## Extracted records
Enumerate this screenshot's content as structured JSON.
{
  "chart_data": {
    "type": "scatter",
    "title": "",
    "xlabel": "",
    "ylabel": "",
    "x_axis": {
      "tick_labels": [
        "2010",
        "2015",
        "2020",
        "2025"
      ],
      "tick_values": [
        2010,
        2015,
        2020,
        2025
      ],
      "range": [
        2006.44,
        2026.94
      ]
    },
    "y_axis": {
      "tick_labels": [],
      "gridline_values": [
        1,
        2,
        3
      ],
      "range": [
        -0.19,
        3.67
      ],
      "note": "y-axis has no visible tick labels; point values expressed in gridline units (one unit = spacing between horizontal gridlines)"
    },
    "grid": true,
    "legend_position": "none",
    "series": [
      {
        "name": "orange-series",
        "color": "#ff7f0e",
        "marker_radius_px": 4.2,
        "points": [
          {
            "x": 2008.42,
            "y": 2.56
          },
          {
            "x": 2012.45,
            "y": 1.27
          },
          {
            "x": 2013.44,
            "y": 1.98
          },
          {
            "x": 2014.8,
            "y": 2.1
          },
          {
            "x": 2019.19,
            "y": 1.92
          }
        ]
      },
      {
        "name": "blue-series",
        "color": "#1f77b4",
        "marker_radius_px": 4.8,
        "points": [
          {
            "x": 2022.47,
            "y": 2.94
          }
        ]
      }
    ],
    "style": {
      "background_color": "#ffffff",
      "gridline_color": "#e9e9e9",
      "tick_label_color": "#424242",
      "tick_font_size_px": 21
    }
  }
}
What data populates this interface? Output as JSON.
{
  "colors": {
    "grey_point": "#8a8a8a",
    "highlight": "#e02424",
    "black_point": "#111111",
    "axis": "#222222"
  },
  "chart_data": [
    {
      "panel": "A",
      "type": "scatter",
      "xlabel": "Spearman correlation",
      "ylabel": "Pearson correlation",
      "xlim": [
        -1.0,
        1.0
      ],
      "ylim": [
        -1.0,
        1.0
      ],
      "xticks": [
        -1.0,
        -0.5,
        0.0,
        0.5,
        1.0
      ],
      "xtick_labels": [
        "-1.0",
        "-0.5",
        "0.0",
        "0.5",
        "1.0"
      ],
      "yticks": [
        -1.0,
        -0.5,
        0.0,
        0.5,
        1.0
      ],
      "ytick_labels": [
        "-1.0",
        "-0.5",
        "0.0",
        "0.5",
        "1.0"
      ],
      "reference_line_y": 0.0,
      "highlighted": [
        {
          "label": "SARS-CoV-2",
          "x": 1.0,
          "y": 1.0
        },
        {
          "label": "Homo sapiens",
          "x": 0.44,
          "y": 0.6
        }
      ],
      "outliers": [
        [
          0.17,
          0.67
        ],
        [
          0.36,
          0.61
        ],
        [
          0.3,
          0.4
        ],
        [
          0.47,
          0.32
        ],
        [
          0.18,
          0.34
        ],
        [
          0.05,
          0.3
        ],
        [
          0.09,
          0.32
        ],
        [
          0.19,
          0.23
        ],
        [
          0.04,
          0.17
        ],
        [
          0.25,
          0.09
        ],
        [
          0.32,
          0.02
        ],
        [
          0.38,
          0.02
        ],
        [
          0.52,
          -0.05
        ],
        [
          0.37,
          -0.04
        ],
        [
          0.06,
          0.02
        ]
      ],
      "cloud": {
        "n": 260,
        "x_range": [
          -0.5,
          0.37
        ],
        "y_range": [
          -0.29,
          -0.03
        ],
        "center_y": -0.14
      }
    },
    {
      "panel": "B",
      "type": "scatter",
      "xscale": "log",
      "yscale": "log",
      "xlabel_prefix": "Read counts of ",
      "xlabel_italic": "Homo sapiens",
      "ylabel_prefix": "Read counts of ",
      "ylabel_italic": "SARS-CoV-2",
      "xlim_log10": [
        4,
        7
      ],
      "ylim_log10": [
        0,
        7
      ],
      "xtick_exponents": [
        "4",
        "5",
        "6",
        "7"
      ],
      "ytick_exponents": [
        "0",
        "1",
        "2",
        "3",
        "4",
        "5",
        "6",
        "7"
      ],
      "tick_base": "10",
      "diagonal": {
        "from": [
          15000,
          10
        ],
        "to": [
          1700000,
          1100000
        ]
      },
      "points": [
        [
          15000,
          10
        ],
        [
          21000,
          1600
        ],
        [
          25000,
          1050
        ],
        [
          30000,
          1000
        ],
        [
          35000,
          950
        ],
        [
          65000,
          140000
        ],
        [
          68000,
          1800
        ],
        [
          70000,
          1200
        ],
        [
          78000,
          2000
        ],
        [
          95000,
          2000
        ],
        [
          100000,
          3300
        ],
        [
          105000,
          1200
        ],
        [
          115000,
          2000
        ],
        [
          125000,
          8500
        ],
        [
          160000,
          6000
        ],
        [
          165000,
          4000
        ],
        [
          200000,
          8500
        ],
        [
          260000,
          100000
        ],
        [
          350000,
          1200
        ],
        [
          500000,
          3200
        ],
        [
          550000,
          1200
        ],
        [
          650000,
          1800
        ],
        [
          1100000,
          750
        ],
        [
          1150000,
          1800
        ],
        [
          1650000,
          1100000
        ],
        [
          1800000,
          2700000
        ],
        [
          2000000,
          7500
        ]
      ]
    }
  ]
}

## Your objective
Give the number of lines in the entries that include the string "SARS", and nothing more.

## Task answer
2